*WRITTEN INSTRUCTION*: Every line that holds "this" should be shown.

*DATA PROVIDED*:
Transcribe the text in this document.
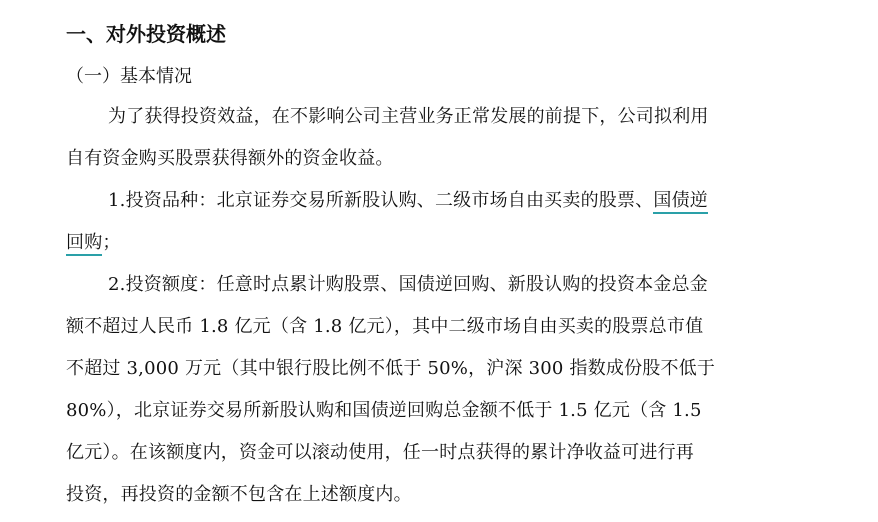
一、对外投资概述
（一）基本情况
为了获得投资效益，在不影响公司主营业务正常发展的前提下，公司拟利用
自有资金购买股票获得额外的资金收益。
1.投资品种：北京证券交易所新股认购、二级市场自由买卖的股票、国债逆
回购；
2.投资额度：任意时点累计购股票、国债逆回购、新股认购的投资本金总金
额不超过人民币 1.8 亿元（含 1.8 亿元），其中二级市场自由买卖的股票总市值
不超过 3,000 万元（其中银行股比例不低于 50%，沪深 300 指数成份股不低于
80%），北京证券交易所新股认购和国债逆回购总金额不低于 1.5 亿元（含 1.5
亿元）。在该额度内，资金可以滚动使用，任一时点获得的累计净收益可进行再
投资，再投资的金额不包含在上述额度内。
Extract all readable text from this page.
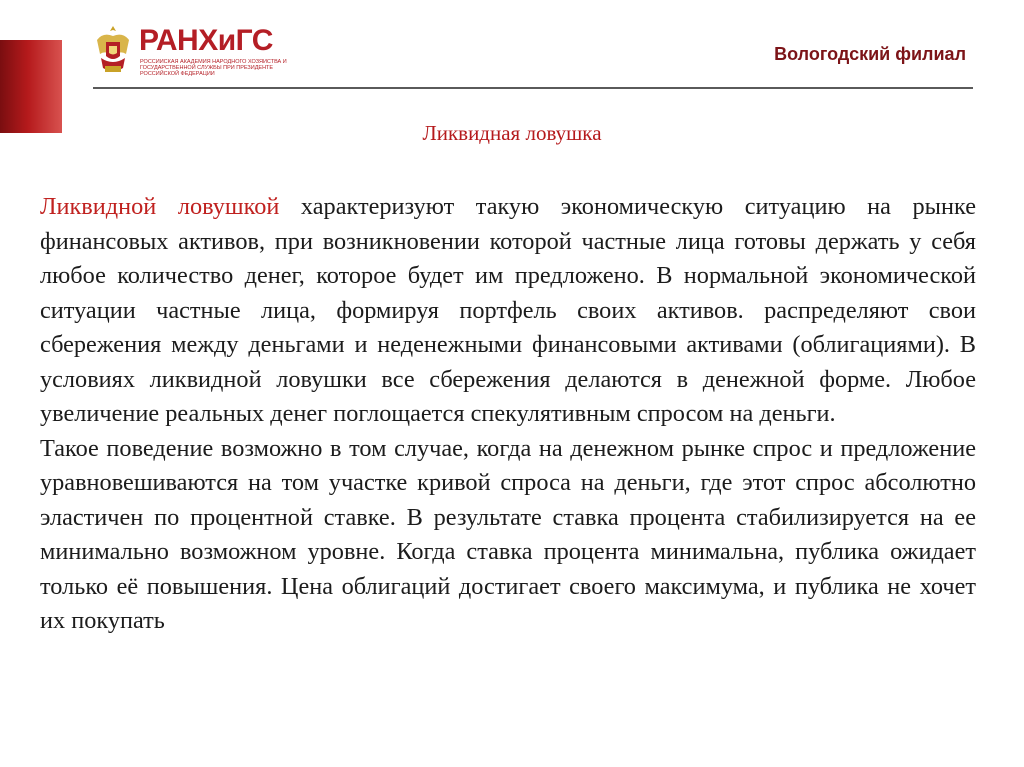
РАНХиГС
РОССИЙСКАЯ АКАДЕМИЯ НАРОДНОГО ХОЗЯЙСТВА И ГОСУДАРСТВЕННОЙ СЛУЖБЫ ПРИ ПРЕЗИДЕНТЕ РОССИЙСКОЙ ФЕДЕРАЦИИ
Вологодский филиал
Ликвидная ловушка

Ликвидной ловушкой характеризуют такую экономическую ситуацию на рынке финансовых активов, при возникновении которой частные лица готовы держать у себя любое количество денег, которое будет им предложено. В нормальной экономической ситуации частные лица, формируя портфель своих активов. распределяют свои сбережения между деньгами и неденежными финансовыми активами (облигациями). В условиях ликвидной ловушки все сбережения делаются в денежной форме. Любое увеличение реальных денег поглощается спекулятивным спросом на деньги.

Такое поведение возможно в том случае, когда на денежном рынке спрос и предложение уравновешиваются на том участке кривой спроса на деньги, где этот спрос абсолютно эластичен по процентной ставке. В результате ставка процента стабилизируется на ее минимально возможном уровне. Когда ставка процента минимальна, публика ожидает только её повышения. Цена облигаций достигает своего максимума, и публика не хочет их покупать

*WORKED ANSWER*:
Transcribe the text in this document.
Extract all readable text from this page.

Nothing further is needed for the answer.